==== DATA EXCERPTS ====

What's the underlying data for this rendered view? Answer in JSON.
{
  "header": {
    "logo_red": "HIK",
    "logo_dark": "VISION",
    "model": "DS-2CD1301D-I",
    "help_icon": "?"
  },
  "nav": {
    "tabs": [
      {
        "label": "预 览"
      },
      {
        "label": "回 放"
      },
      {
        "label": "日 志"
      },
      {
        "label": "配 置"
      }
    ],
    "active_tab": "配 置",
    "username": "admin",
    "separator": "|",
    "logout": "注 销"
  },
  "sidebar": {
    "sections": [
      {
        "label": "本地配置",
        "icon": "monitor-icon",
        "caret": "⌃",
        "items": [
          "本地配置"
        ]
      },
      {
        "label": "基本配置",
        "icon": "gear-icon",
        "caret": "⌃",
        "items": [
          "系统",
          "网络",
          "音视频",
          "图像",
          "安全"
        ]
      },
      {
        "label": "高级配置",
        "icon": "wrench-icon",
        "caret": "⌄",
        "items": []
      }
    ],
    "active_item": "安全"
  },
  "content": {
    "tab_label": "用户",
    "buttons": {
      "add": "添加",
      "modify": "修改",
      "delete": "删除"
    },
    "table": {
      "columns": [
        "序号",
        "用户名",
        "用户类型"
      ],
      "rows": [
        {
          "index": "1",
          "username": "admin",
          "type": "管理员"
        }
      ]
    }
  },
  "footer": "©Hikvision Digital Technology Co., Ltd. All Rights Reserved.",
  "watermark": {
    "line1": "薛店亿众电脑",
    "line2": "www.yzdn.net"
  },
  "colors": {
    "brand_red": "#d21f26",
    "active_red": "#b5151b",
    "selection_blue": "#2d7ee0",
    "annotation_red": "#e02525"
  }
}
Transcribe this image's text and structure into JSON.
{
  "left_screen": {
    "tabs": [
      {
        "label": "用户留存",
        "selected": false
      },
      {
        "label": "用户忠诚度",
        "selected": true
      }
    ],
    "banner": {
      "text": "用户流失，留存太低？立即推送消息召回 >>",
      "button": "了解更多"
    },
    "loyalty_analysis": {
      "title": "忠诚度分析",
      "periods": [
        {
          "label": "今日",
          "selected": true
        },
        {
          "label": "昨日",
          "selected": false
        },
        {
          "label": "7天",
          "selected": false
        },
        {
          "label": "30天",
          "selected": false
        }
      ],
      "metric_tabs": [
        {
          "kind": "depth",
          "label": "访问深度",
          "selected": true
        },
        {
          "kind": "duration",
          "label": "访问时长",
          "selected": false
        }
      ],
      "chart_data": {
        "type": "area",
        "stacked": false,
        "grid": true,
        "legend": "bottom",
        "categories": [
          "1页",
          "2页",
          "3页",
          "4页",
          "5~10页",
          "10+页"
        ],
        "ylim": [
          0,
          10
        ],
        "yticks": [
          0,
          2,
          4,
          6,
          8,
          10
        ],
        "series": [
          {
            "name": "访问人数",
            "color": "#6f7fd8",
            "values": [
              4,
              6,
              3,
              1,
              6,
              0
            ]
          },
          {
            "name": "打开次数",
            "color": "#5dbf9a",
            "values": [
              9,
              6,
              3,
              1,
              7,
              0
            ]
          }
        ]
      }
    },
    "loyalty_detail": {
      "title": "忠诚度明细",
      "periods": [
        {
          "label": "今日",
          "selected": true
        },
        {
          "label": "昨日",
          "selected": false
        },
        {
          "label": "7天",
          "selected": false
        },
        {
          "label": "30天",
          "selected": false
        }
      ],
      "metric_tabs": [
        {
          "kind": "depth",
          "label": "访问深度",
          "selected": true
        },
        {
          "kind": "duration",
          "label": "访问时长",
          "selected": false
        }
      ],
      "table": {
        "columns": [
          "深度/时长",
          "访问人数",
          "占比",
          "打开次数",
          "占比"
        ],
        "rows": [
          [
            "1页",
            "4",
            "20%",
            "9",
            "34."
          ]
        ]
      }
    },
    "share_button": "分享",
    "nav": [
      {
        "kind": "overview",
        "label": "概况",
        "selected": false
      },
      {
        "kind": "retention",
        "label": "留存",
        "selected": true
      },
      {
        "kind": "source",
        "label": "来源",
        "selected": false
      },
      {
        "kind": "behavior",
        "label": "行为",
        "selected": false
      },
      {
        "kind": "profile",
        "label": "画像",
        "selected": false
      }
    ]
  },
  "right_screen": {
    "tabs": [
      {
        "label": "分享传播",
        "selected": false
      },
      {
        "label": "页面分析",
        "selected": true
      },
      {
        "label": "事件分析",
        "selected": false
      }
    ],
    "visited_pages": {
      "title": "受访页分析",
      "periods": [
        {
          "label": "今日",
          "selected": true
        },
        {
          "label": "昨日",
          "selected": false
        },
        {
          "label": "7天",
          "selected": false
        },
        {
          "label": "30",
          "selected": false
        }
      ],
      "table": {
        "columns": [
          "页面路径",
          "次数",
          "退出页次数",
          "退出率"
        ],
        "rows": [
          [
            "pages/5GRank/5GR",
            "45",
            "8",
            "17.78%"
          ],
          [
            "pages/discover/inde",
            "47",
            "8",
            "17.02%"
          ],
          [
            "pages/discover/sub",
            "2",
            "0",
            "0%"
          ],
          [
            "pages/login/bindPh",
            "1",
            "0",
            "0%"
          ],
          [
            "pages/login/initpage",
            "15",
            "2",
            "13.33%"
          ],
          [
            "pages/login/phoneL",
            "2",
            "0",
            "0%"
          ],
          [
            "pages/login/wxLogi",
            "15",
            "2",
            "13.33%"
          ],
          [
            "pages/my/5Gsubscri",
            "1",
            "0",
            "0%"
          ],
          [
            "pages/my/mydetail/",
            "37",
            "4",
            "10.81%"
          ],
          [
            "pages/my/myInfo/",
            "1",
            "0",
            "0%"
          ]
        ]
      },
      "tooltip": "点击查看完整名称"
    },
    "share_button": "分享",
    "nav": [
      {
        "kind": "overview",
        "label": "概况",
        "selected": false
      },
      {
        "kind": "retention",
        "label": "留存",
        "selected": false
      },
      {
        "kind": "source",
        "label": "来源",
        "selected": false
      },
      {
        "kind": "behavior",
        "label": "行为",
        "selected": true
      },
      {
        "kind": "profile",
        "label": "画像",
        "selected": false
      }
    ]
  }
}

====

- _INSTRUCTIONS FOR THE TASK_
Gather each line in the data that holds the string "this".

- _THE OUTPUT_
What's the underlying data for this rendered view? Answer in JSON.
Transcribe this image's text and structure into JSON.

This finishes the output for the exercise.